• **Exercise instructions**: Copy out all lines in the data below containing the string "MIMOC".

• **Records for processing**:
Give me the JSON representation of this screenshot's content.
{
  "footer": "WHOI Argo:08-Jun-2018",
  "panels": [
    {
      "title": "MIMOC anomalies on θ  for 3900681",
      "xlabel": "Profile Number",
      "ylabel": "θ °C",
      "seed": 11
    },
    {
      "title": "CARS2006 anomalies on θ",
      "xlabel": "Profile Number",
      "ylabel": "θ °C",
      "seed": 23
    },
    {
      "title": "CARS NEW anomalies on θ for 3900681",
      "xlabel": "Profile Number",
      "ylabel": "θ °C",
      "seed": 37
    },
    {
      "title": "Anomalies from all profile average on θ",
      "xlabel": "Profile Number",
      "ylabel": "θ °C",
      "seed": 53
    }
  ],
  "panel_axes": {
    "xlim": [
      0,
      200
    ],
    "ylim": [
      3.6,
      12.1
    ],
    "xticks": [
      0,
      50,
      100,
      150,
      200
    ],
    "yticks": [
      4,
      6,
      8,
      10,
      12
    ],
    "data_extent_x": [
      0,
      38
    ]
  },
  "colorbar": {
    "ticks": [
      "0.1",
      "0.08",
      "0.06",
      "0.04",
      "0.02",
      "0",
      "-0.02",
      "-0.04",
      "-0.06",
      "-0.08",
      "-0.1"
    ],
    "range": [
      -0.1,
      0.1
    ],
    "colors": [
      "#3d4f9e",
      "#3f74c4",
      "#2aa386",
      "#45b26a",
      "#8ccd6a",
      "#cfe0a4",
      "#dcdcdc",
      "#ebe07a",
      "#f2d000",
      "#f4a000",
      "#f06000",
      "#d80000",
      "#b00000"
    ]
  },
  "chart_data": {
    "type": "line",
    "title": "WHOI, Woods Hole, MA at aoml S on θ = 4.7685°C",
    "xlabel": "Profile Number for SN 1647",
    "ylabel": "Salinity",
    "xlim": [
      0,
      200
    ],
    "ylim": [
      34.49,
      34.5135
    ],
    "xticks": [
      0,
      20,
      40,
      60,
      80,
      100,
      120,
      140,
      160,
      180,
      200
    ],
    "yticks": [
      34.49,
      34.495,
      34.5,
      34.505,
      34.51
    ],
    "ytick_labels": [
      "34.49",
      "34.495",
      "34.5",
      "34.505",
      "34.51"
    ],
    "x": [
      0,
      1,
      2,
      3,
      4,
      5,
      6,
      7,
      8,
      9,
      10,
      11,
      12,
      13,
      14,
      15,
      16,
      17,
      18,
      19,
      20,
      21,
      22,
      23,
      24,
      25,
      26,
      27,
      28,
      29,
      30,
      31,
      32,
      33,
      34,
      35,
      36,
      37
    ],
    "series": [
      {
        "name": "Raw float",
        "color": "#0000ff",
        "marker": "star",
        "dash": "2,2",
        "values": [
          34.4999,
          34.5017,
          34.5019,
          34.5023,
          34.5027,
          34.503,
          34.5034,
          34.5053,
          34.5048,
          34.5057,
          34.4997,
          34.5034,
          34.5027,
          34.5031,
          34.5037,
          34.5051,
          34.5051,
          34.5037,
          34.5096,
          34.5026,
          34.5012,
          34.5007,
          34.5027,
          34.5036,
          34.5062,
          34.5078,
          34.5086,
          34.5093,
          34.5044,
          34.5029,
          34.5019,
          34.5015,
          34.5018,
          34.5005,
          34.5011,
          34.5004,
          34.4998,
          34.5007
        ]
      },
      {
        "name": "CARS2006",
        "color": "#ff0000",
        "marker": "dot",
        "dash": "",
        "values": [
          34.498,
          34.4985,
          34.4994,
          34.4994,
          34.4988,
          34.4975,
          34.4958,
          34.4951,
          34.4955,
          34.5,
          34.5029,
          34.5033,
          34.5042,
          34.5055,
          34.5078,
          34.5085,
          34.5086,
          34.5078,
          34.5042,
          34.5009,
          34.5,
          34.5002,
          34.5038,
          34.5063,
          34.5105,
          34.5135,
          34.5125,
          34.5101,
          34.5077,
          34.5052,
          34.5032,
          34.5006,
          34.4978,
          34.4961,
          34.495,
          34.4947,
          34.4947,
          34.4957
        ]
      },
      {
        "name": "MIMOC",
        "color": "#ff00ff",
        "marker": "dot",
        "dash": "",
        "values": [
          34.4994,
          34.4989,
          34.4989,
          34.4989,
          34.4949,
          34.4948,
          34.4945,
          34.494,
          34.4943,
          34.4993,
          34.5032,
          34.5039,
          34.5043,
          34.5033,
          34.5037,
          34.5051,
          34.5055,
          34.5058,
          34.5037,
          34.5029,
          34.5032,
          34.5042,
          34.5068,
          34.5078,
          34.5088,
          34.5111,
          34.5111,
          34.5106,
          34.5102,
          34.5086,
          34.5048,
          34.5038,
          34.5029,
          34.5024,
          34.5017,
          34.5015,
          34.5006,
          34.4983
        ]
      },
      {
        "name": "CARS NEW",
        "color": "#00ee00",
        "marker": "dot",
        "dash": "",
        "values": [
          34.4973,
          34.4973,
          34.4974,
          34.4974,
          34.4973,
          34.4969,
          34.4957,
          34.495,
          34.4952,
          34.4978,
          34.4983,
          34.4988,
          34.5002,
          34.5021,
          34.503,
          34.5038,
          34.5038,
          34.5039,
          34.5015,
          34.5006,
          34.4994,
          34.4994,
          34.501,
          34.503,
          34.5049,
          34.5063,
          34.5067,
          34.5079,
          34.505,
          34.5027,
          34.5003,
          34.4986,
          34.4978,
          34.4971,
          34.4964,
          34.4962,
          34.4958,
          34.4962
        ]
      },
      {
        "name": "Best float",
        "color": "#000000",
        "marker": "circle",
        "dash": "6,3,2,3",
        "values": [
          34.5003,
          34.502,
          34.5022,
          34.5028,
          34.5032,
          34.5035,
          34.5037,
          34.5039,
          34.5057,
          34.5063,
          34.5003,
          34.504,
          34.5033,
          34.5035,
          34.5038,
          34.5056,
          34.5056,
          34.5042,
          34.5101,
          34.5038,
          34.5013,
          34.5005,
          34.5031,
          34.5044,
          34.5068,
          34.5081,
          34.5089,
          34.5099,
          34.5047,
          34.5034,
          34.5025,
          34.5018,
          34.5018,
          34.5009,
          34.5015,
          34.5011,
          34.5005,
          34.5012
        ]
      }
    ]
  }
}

• **The reply**:
      "title": "MIMOC anomalies on θ  for 3900681",
        "name": "MIMOC",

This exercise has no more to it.